> Task instructions: Could you copy every line from the material below in which "Маркса" appears?
⟨
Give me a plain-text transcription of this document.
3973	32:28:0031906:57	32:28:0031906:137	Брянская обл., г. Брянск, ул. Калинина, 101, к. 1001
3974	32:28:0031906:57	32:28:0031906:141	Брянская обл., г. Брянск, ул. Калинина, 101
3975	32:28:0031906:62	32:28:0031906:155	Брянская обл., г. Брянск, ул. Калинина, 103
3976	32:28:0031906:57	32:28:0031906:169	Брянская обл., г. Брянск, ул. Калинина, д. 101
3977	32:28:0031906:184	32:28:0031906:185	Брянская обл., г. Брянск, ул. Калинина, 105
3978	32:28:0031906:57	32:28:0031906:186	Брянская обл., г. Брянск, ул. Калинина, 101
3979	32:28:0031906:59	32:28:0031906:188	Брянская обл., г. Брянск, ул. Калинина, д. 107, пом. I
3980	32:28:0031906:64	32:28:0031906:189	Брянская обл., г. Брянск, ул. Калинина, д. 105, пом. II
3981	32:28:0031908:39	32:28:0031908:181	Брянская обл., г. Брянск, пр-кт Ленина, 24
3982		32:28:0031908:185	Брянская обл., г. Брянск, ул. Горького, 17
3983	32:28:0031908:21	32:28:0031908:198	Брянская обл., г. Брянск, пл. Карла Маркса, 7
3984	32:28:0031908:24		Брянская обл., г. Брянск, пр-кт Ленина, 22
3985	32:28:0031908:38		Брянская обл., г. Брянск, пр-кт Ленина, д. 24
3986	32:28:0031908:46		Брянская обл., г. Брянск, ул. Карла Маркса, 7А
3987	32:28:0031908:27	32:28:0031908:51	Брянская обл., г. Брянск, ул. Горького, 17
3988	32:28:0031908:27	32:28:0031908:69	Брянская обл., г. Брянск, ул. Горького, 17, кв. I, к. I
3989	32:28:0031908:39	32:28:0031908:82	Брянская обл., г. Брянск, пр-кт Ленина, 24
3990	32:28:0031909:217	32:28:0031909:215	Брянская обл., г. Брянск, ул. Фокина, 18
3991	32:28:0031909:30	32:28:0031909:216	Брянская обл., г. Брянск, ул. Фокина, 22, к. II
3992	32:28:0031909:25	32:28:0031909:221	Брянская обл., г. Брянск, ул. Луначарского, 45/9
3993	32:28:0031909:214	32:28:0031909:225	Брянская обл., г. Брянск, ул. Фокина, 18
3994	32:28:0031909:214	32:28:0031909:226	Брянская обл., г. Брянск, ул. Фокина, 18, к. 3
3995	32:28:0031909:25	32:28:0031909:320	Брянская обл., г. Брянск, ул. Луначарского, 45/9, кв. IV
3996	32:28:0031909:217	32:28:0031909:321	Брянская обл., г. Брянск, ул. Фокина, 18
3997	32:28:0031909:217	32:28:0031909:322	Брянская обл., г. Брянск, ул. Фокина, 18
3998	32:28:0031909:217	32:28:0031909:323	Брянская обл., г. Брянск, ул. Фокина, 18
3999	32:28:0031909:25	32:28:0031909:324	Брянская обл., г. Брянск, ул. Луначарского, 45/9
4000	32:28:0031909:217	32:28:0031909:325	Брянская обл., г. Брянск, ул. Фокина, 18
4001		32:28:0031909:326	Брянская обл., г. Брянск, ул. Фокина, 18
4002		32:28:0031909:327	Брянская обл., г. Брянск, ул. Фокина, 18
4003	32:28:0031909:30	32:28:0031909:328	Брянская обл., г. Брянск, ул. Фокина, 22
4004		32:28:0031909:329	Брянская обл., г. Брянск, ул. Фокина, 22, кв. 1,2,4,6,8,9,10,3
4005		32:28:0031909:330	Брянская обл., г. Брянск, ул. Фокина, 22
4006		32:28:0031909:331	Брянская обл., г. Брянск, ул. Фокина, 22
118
⟩
> Problem solution:
3983	32:28:0031908:21	32:28:0031908:198	Брянская обл., г. Брянск, пл. Карла Маркса, 7
3986	32:28:0031908:46		Брянская обл., г. Брянск, ул. Карла Маркса, 7А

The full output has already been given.